(Dataset rows)

****************

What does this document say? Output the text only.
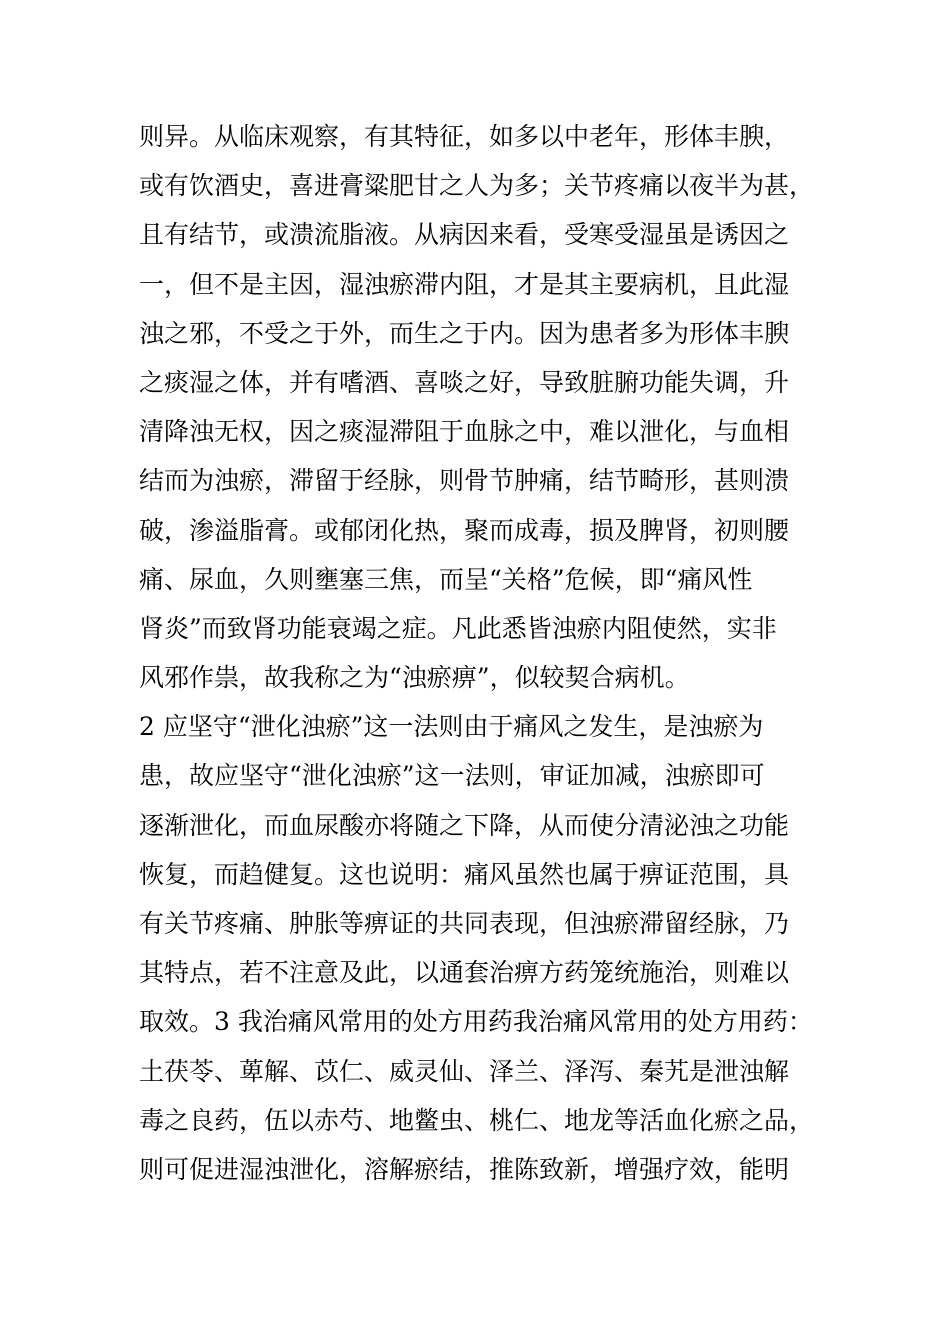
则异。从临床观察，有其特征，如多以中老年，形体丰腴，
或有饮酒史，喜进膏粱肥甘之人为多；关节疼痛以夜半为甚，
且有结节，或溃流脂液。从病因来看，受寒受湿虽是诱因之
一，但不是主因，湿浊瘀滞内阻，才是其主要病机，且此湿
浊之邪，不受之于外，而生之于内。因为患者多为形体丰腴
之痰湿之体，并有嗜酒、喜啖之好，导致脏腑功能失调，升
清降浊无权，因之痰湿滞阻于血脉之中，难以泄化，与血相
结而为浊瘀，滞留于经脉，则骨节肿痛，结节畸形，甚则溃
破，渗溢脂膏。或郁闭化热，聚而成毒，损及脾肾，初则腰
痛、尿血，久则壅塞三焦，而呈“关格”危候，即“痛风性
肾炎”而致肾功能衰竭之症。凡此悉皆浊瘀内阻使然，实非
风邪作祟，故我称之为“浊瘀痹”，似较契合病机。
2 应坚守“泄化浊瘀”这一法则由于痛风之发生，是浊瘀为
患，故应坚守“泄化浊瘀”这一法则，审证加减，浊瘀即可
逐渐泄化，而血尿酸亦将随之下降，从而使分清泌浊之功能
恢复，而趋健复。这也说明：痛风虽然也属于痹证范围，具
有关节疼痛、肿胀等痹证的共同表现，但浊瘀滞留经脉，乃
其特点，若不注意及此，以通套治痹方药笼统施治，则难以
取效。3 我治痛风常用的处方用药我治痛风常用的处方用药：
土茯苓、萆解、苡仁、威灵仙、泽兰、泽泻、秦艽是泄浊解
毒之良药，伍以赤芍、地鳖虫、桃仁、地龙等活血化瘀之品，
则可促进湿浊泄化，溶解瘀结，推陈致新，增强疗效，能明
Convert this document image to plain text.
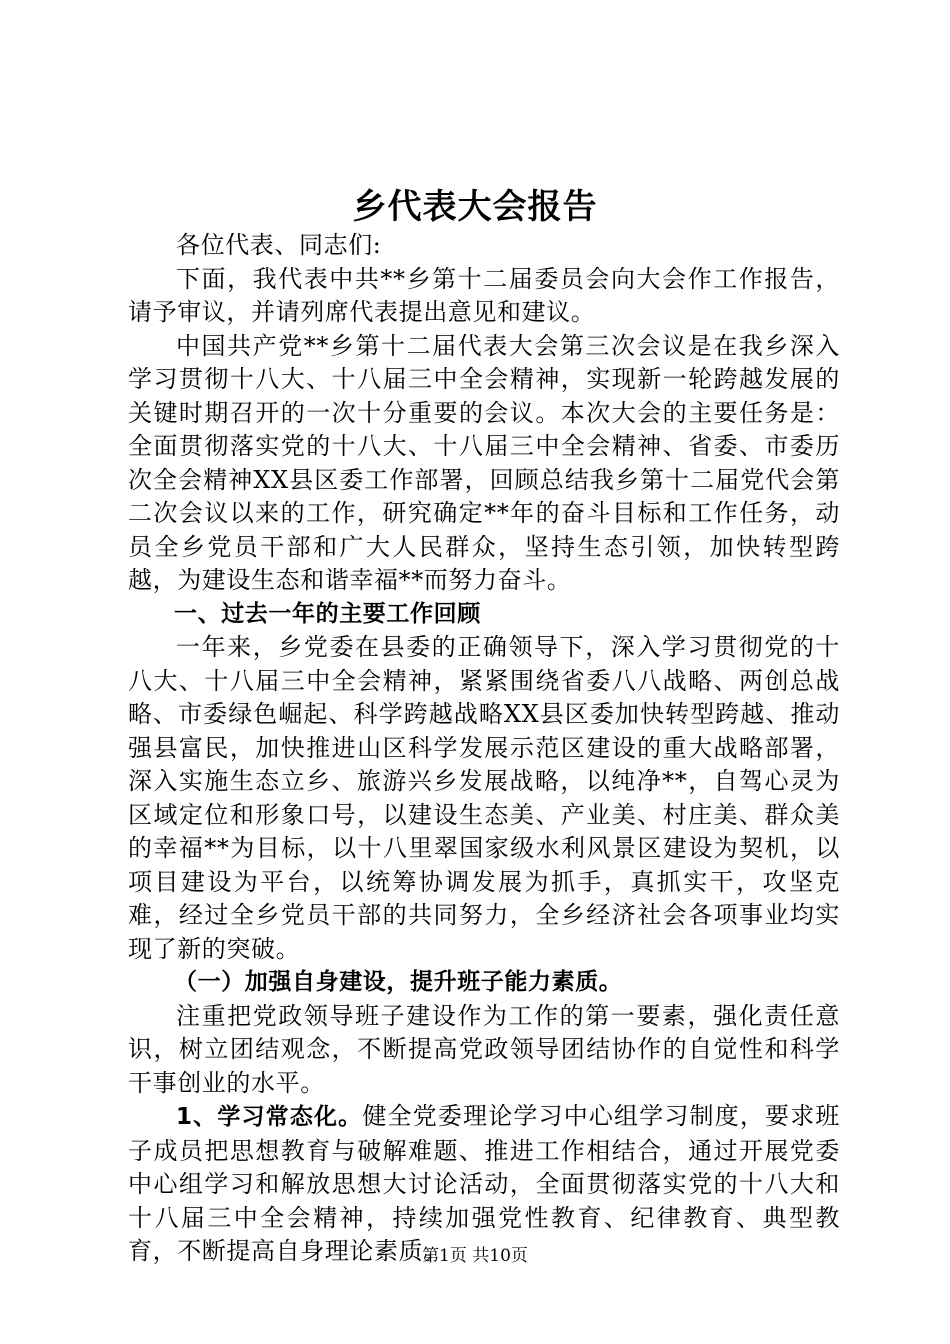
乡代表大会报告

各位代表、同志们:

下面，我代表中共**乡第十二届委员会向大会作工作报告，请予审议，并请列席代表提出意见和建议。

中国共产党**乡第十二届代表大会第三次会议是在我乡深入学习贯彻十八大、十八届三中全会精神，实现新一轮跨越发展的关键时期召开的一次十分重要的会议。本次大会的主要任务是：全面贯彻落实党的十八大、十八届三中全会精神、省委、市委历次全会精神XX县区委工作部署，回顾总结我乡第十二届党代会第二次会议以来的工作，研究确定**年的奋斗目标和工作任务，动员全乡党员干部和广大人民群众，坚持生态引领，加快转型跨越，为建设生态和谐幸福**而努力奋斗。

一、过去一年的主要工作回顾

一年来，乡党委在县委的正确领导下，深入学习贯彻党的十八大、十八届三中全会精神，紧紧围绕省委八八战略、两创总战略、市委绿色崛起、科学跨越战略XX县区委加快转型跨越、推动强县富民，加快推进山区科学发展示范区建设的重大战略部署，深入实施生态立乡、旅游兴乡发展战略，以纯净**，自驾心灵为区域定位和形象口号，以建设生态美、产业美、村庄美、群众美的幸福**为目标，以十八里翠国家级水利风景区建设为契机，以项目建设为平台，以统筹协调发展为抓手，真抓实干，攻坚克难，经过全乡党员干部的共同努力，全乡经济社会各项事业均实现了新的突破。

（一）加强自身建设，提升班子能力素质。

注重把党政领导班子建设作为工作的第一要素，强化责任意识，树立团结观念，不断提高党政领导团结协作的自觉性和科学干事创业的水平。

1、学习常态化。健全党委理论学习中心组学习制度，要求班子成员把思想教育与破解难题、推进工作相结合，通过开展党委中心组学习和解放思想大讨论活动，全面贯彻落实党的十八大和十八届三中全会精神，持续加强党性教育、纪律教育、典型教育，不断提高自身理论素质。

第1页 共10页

****************

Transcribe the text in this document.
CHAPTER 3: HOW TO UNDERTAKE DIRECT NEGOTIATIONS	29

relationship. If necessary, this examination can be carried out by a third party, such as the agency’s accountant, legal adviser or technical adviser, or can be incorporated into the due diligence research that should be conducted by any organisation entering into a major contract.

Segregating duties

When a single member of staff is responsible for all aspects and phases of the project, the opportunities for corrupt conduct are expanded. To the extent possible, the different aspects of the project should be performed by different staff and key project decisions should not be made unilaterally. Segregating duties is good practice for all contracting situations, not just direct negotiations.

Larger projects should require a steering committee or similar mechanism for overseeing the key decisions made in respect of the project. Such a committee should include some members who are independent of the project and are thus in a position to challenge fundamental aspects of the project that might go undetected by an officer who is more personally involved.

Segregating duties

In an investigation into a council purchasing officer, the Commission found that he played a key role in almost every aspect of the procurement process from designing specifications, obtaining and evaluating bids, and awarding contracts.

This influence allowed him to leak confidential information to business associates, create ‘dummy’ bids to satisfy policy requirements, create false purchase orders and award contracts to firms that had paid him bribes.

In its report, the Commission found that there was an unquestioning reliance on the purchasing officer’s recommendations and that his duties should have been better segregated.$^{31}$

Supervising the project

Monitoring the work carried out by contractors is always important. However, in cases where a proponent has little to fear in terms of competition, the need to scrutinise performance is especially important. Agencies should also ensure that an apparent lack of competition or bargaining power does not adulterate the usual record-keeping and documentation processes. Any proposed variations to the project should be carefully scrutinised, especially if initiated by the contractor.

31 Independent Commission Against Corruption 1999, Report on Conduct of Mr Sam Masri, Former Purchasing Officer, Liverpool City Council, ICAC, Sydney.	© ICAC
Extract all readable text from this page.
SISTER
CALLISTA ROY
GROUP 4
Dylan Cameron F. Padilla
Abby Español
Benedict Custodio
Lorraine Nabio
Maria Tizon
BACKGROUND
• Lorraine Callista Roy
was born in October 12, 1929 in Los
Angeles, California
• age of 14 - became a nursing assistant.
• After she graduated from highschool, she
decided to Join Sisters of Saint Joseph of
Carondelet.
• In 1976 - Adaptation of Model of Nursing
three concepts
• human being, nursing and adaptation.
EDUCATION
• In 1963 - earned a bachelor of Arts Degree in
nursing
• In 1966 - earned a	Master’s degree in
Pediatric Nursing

****************

Only lines with "泄化浊瘀" are wanted here; list each of them.

2 应坚守“泄化浊瘀”这一法则由于痛风之发生，是浊瘀为
患，故应坚守“泄化浊瘀”这一法则，审证加减，浊瘀即可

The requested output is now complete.